* [What you have to do]
Do any lines in the data below contain "this"? If so, copy every one of them.

··· Supplied data ···

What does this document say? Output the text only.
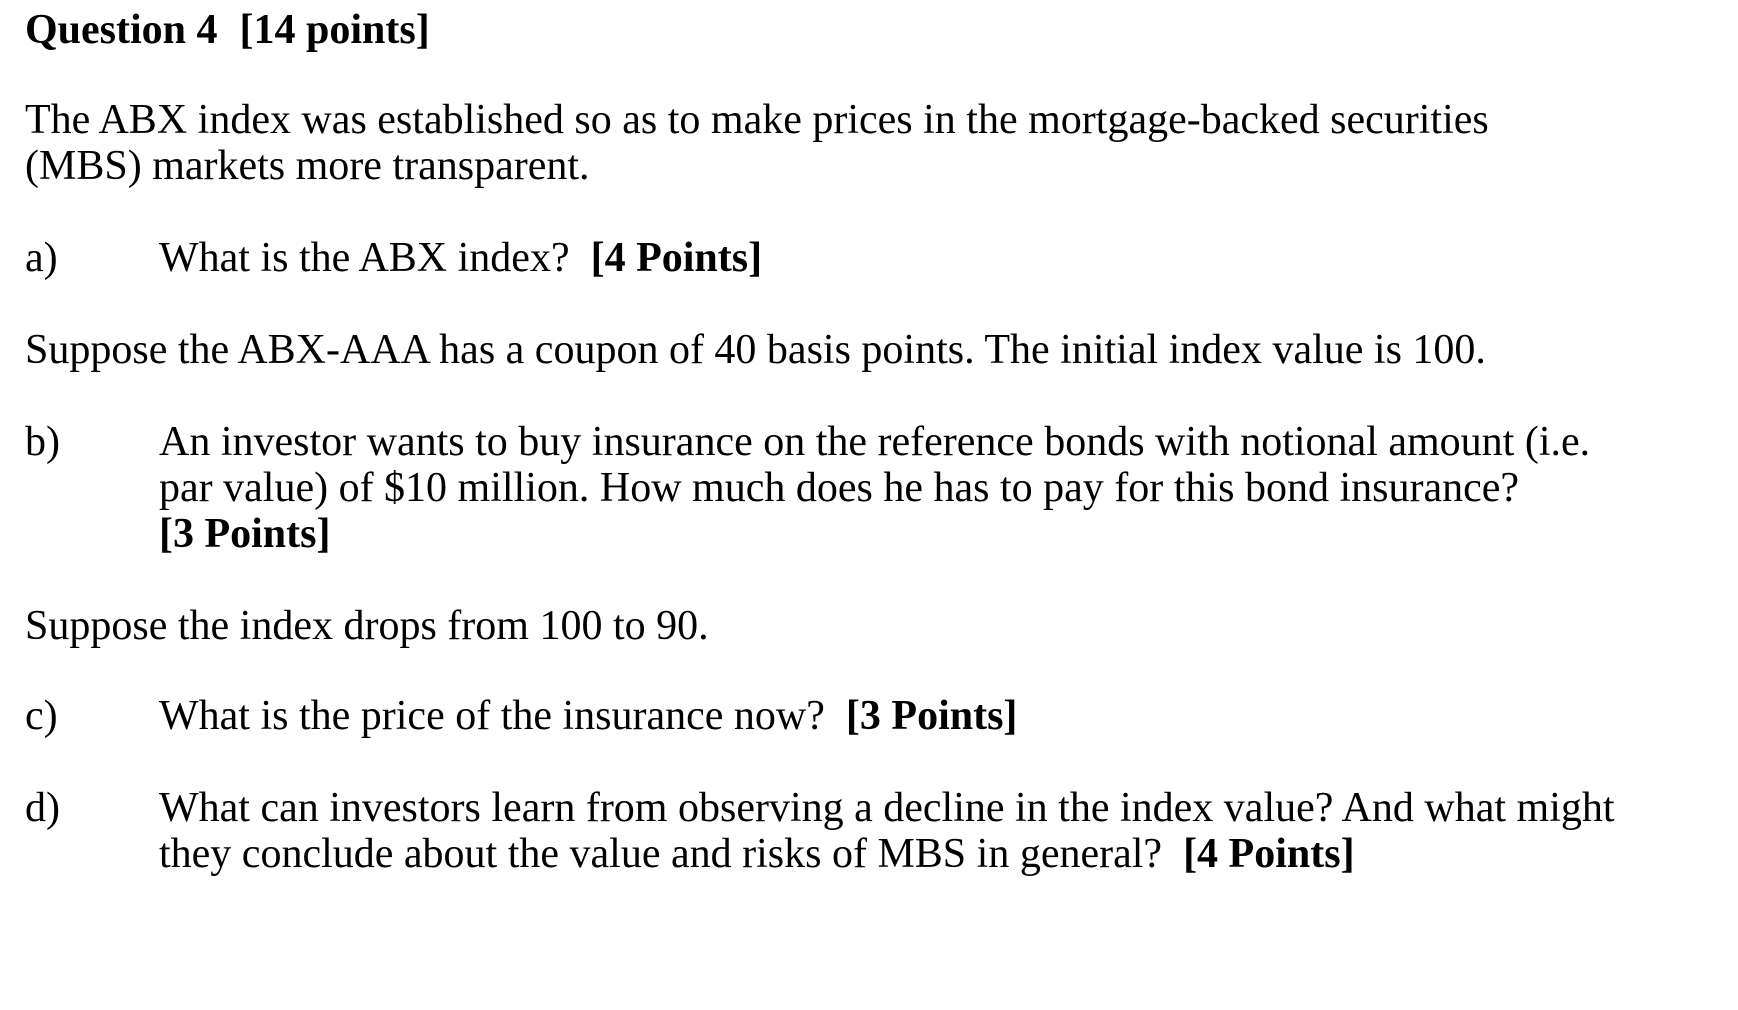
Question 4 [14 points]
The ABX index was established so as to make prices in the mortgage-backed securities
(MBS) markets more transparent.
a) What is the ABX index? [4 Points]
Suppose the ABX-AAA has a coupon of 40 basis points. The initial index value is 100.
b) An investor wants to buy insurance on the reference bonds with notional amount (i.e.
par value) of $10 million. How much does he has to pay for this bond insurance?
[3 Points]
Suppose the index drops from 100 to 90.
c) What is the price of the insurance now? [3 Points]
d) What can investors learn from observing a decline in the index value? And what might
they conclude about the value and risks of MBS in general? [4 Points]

···
··· Supplied data ···

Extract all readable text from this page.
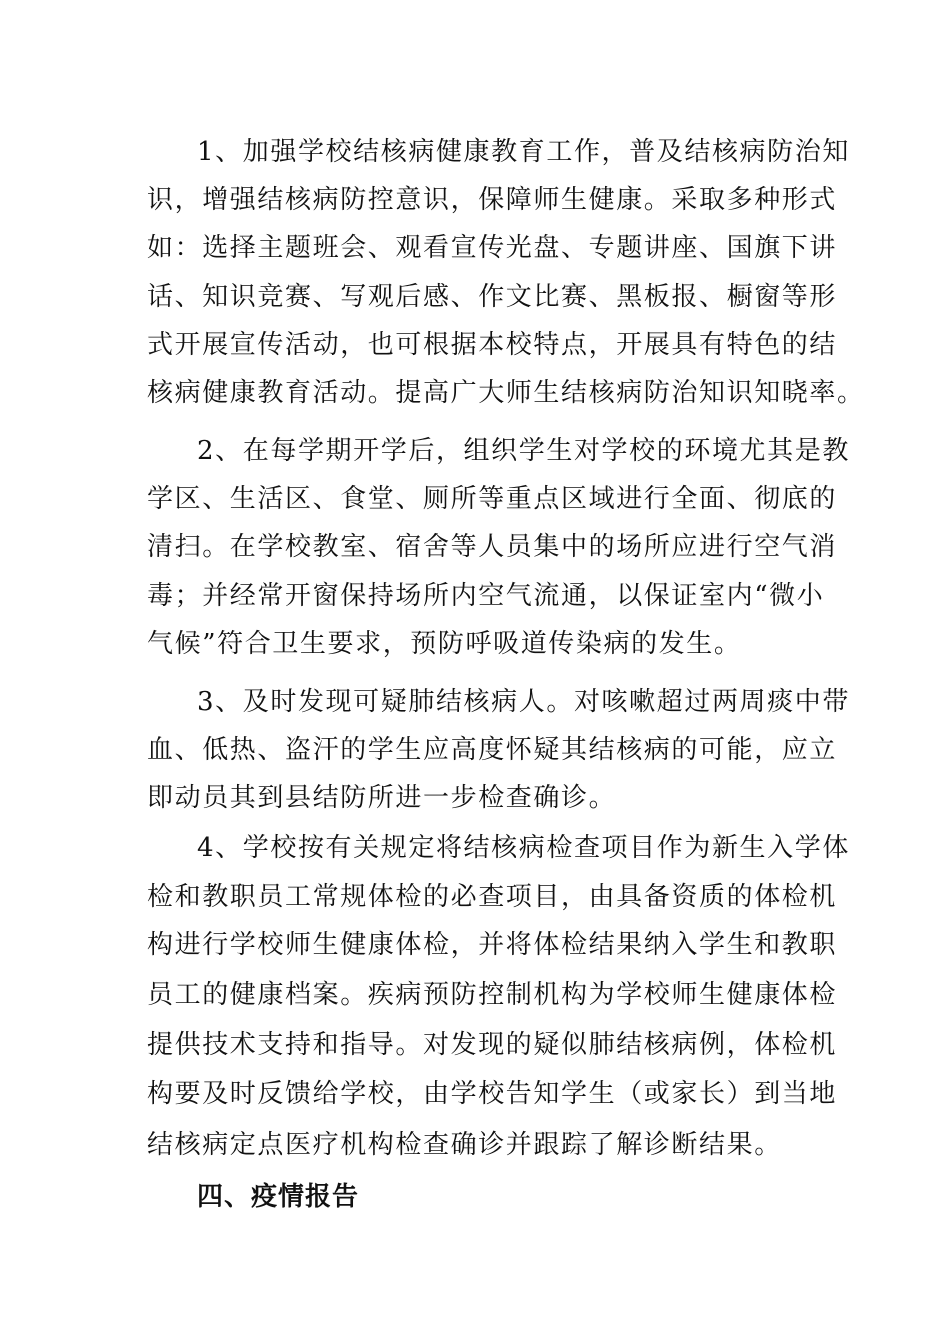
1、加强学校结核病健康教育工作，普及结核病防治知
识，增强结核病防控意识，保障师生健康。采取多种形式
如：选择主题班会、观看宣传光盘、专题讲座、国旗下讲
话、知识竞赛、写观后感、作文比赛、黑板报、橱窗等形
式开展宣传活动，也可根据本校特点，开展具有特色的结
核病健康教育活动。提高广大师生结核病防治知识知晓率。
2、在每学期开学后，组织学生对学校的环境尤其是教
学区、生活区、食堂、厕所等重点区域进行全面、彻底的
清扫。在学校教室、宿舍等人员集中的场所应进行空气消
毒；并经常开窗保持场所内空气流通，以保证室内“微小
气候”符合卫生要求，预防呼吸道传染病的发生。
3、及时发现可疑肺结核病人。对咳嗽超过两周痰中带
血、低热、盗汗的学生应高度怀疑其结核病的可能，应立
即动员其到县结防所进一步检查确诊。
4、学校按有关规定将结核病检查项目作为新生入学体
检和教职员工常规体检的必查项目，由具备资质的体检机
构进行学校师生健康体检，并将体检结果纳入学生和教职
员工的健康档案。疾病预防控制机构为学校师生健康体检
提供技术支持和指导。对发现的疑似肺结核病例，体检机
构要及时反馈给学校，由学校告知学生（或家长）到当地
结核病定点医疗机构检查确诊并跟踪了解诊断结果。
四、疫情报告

···

* [Result]
What does this document say? Output the text only.
par value) of $10 million. How much does he has to pay for this bond insurance?
Extract all readable text from this page.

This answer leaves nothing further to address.